◆ Exercise requirements ◆
In the listing below, how many lines contain the word "year"? Please respond with the number only.

◆ Data for this task ◆
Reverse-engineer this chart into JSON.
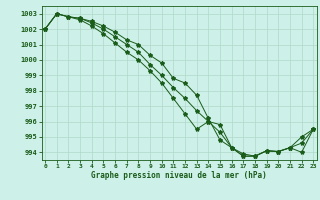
{
  "title": "Graphe pression niveau de la mer (hPa)",
  "background_color": "#cdf0e8",
  "line_color": "#1a5c1a",
  "grid_color": "#b0d8c8",
  "ylim": [
    993.5,
    1003.5
  ],
  "xlim": [
    -0.3,
    23.3
  ],
  "yticks": [
    994,
    995,
    996,
    997,
    998,
    999,
    1000,
    1001,
    1002,
    1003
  ],
  "xticks": [
    0,
    1,
    2,
    3,
    4,
    5,
    6,
    7,
    8,
    9,
    10,
    11,
    12,
    13,
    14,
    15,
    16,
    17,
    18,
    19,
    20,
    21,
    22,
    23
  ],
  "line1_y": [
    1002.0,
    1003.0,
    1002.8,
    1002.7,
    1002.5,
    1002.2,
    1001.8,
    1001.3,
    1001.0,
    1000.3,
    999.8,
    998.8,
    998.5,
    997.7,
    996.2,
    994.8,
    994.3,
    993.9,
    993.75,
    994.1,
    994.05,
    994.3,
    995.0,
    995.5
  ],
  "line2_y": [
    1002.0,
    1003.0,
    1002.8,
    1002.7,
    1002.4,
    1002.0,
    1001.5,
    1001.0,
    1000.5,
    999.7,
    999.0,
    998.2,
    997.5,
    996.7,
    996.0,
    995.3,
    994.3,
    993.75,
    993.75,
    994.1,
    994.05,
    994.3,
    994.6,
    995.5
  ],
  "line3_y": [
    1002.0,
    1003.0,
    1002.8,
    1002.6,
    1002.2,
    1001.7,
    1001.1,
    1000.5,
    1000.0,
    999.3,
    998.5,
    997.5,
    996.5,
    995.5,
    996.0,
    995.8,
    994.3,
    993.75,
    993.75,
    994.1,
    994.05,
    994.3,
    994.0,
    995.5
  ]
}
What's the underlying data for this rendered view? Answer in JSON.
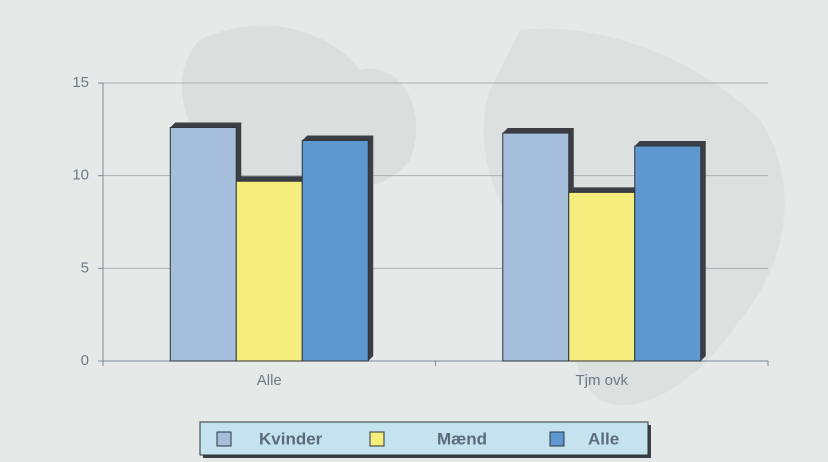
{
  "chart_data": {
    "type": "bar",
    "categories": [
      "Alle",
      "Tjm ovk"
    ],
    "series": [
      {
        "name": "Kvinder",
        "color": "#a4bedb",
        "values": [
          12.6,
          12.3
        ]
      },
      {
        "name": "Mænd",
        "color": "#f6ee7c",
        "values": [
          9.7,
          9.1
        ]
      },
      {
        "name": "Alle",
        "color": "#5d98d0",
        "values": [
          11.9,
          11.6
        ]
      }
    ],
    "ylim": [
      0,
      15
    ],
    "yticks": [
      0,
      5,
      10,
      15
    ],
    "grid": true,
    "legend": "bottom"
  }
}
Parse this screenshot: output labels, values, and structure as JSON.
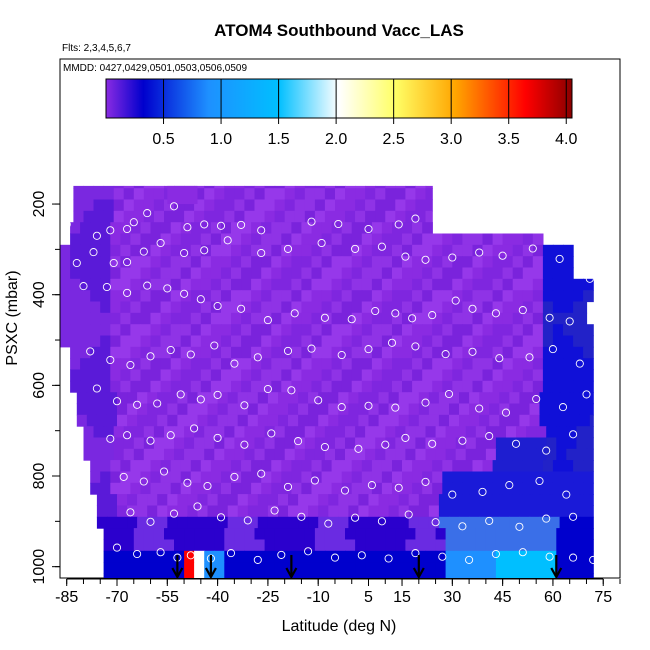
{
  "chart_data": {
    "type": "heatmap",
    "title": "ATOM4 Southbound Vacc_LAS",
    "flights_label": "Flts: 2,3,4,5,6,7",
    "dates_label": "MMDD: 0427,0429,0501,0503,0506,0509",
    "xlabel": "Latitude (deg N)",
    "ylabel": "PSXC (mbar)",
    "xlim": [
      -87,
      80
    ],
    "ylim": [
      1025,
      -120
    ],
    "x_ticks": [
      "-85",
      "-70",
      "-55",
      "-40",
      "-25",
      "-10",
      "5",
      "15",
      "30",
      "45",
      "60",
      "75"
    ],
    "y_ticks": [
      "200",
      "400",
      "600",
      "800",
      "1000"
    ],
    "colorbar": {
      "min": 0,
      "max": 4.05,
      "ticks": [
        "0.5",
        "1.0",
        "1.5",
        "2.0",
        "2.5",
        "3.0",
        "3.5",
        "4.0"
      ],
      "palette": [
        "#8a2be2",
        "#0000cd",
        "#1e90ff",
        "#00bfff",
        "#ffffff",
        "#ffff66",
        "#ffa500",
        "#ff0000",
        "#8b0000"
      ]
    },
    "field_description_values": {
      "dominant_value": 0.2,
      "lower_troposphere_range": [
        0.5,
        1.6
      ],
      "surface_max": 4.0
    },
    "arrow_latitudes": [
      -52,
      -42,
      -18,
      20,
      61
    ],
    "sample_points": [
      [
        -85,
        245
      ],
      [
        -76,
        270
      ],
      [
        -72,
        258
      ],
      [
        -67,
        255
      ],
      [
        -65,
        240
      ],
      [
        -61,
        220
      ],
      [
        -53,
        205
      ],
      [
        -49,
        251
      ],
      [
        -44,
        245
      ],
      [
        -39,
        248
      ],
      [
        -33,
        246
      ],
      [
        -27,
        258
      ],
      [
        -12,
        239
      ],
      [
        -4,
        244
      ],
      [
        5,
        255
      ],
      [
        14,
        245
      ],
      [
        19,
        232
      ],
      [
        26,
        241
      ],
      [
        30,
        248
      ],
      [
        37,
        243
      ],
      [
        44,
        249
      ],
      [
        52,
        248
      ],
      [
        57,
        248
      ],
      [
        -82,
        330
      ],
      [
        -77,
        306
      ],
      [
        -71,
        330
      ],
      [
        -67,
        328
      ],
      [
        -62,
        305
      ],
      [
        -57,
        286
      ],
      [
        -50,
        308
      ],
      [
        -44,
        302
      ],
      [
        -37,
        280
      ],
      [
        -27,
        308
      ],
      [
        -19,
        299
      ],
      [
        -9,
        286
      ],
      [
        1,
        299
      ],
      [
        9,
        294
      ],
      [
        16,
        316
      ],
      [
        22,
        323
      ],
      [
        30,
        318
      ],
      [
        38,
        307
      ],
      [
        45,
        314
      ],
      [
        54,
        298
      ],
      [
        62,
        321
      ],
      [
        71,
        365
      ],
      [
        -80,
        381
      ],
      [
        -73,
        383
      ],
      [
        -67,
        396
      ],
      [
        -61,
        380
      ],
      [
        -55,
        386
      ],
      [
        -50,
        398
      ],
      [
        -45,
        410
      ],
      [
        -40,
        425
      ],
      [
        -33,
        431
      ],
      [
        -25,
        456
      ],
      [
        -17,
        441
      ],
      [
        -8,
        451
      ],
      [
        0,
        454
      ],
      [
        7,
        436
      ],
      [
        13,
        441
      ],
      [
        18,
        452
      ],
      [
        24,
        445
      ],
      [
        31,
        413
      ],
      [
        36,
        431
      ],
      [
        43,
        441
      ],
      [
        51,
        434
      ],
      [
        59,
        451
      ],
      [
        65,
        459
      ],
      [
        -78,
        525
      ],
      [
        -72,
        544
      ],
      [
        -66,
        555
      ],
      [
        -60,
        536
      ],
      [
        -54,
        522
      ],
      [
        -48,
        532
      ],
      [
        -41,
        512
      ],
      [
        -35,
        552
      ],
      [
        -28,
        538
      ],
      [
        -19,
        524
      ],
      [
        -12,
        519
      ],
      [
        -3,
        533
      ],
      [
        5,
        520
      ],
      [
        12,
        506
      ],
      [
        19,
        514
      ],
      [
        28,
        531
      ],
      [
        36,
        526
      ],
      [
        44,
        540
      ],
      [
        53,
        538
      ],
      [
        60,
        520
      ],
      [
        68,
        552
      ],
      [
        -76,
        607
      ],
      [
        -70,
        635
      ],
      [
        -64,
        643
      ],
      [
        -58,
        640
      ],
      [
        -51,
        620
      ],
      [
        -45,
        631
      ],
      [
        -40,
        621
      ],
      [
        -32,
        644
      ],
      [
        -25,
        608
      ],
      [
        -18,
        611
      ],
      [
        -10,
        633
      ],
      [
        -3,
        648
      ],
      [
        5,
        645
      ],
      [
        13,
        649
      ],
      [
        22,
        638
      ],
      [
        29,
        619
      ],
      [
        38,
        651
      ],
      [
        46,
        660
      ],
      [
        55,
        630
      ],
      [
        63,
        648
      ],
      [
        70,
        620
      ],
      [
        -72,
        718
      ],
      [
        -67,
        710
      ],
      [
        -60,
        722
      ],
      [
        -54,
        710
      ],
      [
        -47,
        695
      ],
      [
        -40,
        716
      ],
      [
        -32,
        731
      ],
      [
        -24,
        706
      ],
      [
        -16,
        723
      ],
      [
        -8,
        736
      ],
      [
        2,
        740
      ],
      [
        10,
        731
      ],
      [
        16,
        716
      ],
      [
        24,
        729
      ],
      [
        33,
        722
      ],
      [
        41,
        712
      ],
      [
        49,
        729
      ],
      [
        58,
        744
      ],
      [
        66,
        708
      ],
      [
        -68,
        802
      ],
      [
        -62,
        812
      ],
      [
        -56,
        790
      ],
      [
        -49,
        815
      ],
      [
        -43,
        822
      ],
      [
        -35,
        802
      ],
      [
        -27,
        795
      ],
      [
        -19,
        824
      ],
      [
        -11,
        810
      ],
      [
        -2,
        832
      ],
      [
        6,
        820
      ],
      [
        14,
        826
      ],
      [
        22,
        813
      ],
      [
        30,
        841
      ],
      [
        39,
        835
      ],
      [
        47,
        820
      ],
      [
        56,
        811
      ],
      [
        64,
        841
      ],
      [
        -66,
        880
      ],
      [
        -60,
        901
      ],
      [
        -53,
        883
      ],
      [
        -46,
        867
      ],
      [
        -39,
        891
      ],
      [
        -31,
        898
      ],
      [
        -23,
        876
      ],
      [
        -15,
        890
      ],
      [
        -7,
        905
      ],
      [
        1,
        892
      ],
      [
        9,
        900
      ],
      [
        17,
        885
      ],
      [
        25,
        902
      ],
      [
        33,
        911
      ],
      [
        41,
        899
      ],
      [
        50,
        912
      ],
      [
        58,
        894
      ],
      [
        66,
        890
      ],
      [
        -70,
        958
      ],
      [
        -64,
        972
      ],
      [
        -57,
        968
      ],
      [
        -52,
        980
      ],
      [
        -48,
        975
      ],
      [
        -42,
        982
      ],
      [
        -36,
        970
      ],
      [
        -28,
        985
      ],
      [
        -21,
        974
      ],
      [
        -13,
        966
      ],
      [
        -5,
        980
      ],
      [
        3,
        975
      ],
      [
        11,
        982
      ],
      [
        19,
        970
      ],
      [
        27,
        978
      ],
      [
        35,
        985
      ],
      [
        43,
        972
      ],
      [
        51,
        968
      ],
      [
        59,
        978
      ],
      [
        66,
        980
      ],
      [
        72,
        985
      ]
    ]
  }
}
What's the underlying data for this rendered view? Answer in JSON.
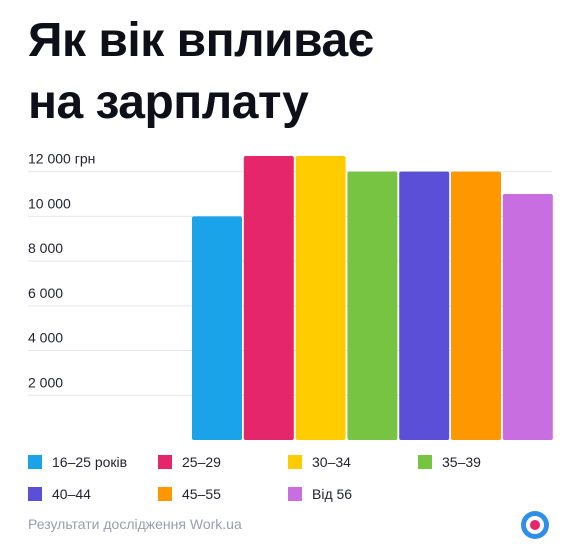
{
  "title": {
    "line1": "Як вік впливає",
    "line2": "на зарплату"
  },
  "chart_data": {
    "type": "bar",
    "title": "Як вік впливає на зарплату",
    "categories": [
      "16–25 років",
      "25–29",
      "30–34",
      "35–39",
      "40–44",
      "45–55",
      "Від 56"
    ],
    "values": [
      10000,
      12700,
      12700,
      12000,
      12000,
      12000,
      11000
    ],
    "colors": [
      "#1aa3e8",
      "#e5266a",
      "#ffcc00",
      "#76c442",
      "#5a4fd6",
      "#ff9800",
      "#c86ee0"
    ],
    "ylim": [
      0,
      12700
    ],
    "yticks": [
      {
        "value": 2000,
        "label": "2 000"
      },
      {
        "value": 4000,
        "label": "4 000"
      },
      {
        "value": 6000,
        "label": "6 000"
      },
      {
        "value": 8000,
        "label": "8 000"
      },
      {
        "value": 10000,
        "label": "10 000"
      },
      {
        "value": 12000,
        "label": "12 000 грн"
      }
    ],
    "grid": true,
    "legend": "bottom"
  },
  "legend": [
    {
      "label": "16–25 років",
      "color": "#1aa3e8"
    },
    {
      "label": "25–29",
      "color": "#e5266a"
    },
    {
      "label": "30–34",
      "color": "#ffcc00"
    },
    {
      "label": "35–39",
      "color": "#76c442"
    },
    {
      "label": "40–44",
      "color": "#5a4fd6"
    },
    {
      "label": "45–55",
      "color": "#ff9800"
    },
    {
      "label": "Від 56",
      "color": "#c86ee0"
    }
  ],
  "footer": {
    "source": "Результати дослідження Work.ua",
    "logo_icon": "workua-logo-icon"
  }
}
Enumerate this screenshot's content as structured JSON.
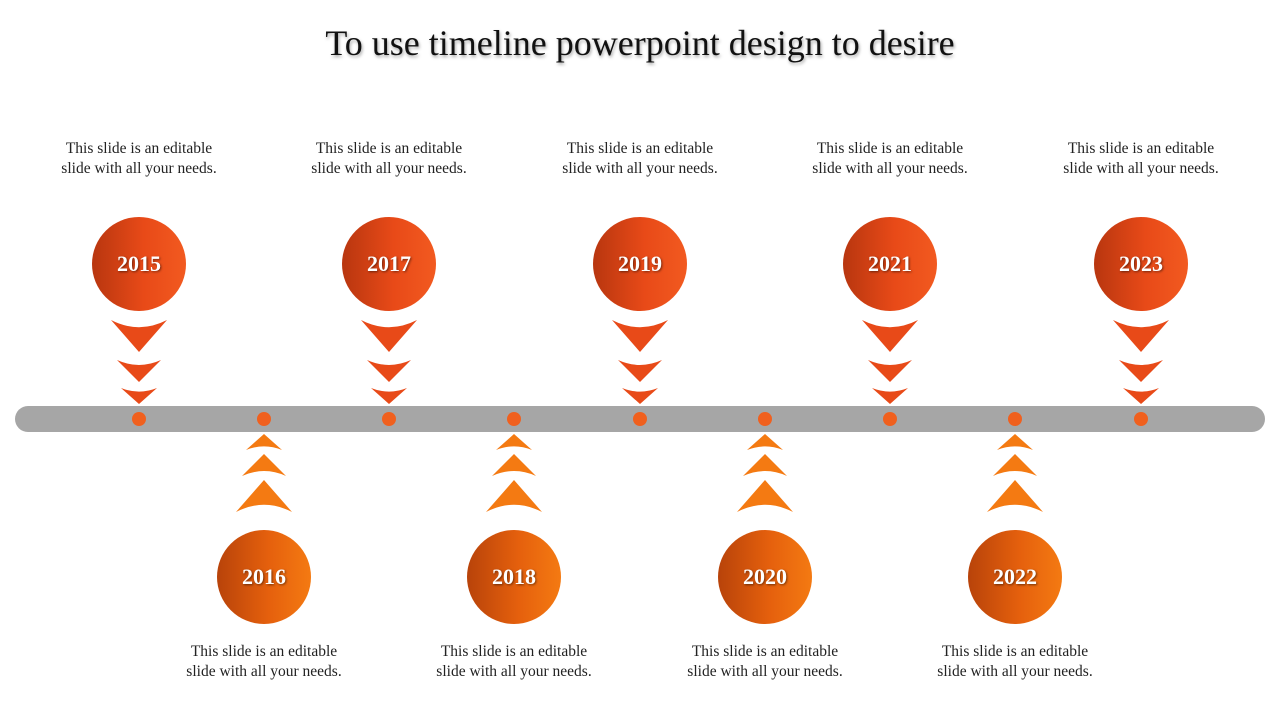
{
  "title": "To use timeline powerpoint design to desire",
  "colors": {
    "bar": "#a6a6a6",
    "dot": "#f0601e",
    "top_accent": "#e84a18",
    "bottom_accent": "#f47a12"
  },
  "milestones": [
    {
      "year": "2015",
      "text": "This slide is an editable slide with all your needs."
    },
    {
      "year": "2016",
      "text": "This slide is an editable slide with all your needs."
    },
    {
      "year": "2017",
      "text": "This slide is an editable slide with all your needs."
    },
    {
      "year": "2018",
      "text": "This slide is an editable slide with all your needs."
    },
    {
      "year": "2019",
      "text": "This slide is an editable slide with all your needs."
    },
    {
      "year": "2020",
      "text": "This slide is an editable slide with all your needs."
    },
    {
      "year": "2021",
      "text": "This slide is an editable slide with all your needs."
    },
    {
      "year": "2022",
      "text": "This slide is an editable slide with all your needs."
    },
    {
      "year": "2023",
      "text": "This slide is an editable slide with all your needs."
    }
  ]
}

◆ Answer in full ◆
9